Set problem
Go through the data below. List every line that holds the word "name".

Dataset extract
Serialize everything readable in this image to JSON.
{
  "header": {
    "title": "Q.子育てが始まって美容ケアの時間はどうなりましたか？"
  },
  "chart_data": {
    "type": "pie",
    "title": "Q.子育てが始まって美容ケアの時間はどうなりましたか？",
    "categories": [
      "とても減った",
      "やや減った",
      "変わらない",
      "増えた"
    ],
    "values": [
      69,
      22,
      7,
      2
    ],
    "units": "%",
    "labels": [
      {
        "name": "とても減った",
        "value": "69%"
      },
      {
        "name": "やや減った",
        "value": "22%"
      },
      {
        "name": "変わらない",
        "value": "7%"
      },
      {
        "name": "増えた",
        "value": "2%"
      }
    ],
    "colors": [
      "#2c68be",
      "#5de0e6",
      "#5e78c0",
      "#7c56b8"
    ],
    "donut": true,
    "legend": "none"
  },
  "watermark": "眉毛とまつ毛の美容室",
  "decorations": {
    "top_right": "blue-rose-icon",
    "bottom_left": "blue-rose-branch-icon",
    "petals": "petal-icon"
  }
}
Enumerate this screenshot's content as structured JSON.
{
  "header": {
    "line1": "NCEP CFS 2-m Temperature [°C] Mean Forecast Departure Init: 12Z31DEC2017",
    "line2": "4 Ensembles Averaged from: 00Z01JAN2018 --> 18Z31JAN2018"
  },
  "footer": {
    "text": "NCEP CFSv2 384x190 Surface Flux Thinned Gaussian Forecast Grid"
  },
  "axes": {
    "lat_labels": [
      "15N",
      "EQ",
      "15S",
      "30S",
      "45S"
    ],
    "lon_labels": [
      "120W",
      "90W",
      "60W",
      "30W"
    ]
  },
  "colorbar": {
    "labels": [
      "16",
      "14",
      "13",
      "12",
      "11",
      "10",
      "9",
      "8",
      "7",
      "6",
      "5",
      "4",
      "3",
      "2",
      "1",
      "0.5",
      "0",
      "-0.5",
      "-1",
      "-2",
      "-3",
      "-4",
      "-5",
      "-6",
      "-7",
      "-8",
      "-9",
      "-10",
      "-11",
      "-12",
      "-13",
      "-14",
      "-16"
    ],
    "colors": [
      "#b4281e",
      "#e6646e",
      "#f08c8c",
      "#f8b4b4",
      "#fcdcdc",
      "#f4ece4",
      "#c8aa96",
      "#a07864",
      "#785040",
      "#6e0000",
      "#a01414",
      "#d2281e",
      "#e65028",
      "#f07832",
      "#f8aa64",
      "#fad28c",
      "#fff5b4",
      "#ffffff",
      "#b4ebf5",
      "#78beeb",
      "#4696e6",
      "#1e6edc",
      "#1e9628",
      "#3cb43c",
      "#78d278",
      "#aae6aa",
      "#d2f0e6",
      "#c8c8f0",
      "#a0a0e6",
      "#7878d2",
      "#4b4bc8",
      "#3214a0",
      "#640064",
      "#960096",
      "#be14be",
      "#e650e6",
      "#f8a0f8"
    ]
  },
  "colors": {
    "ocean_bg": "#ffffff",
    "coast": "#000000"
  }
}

Answer in full
        "name": "とても減った",
        "name": "やや減った",
        "name": "変わらない",
        "name": "増えた",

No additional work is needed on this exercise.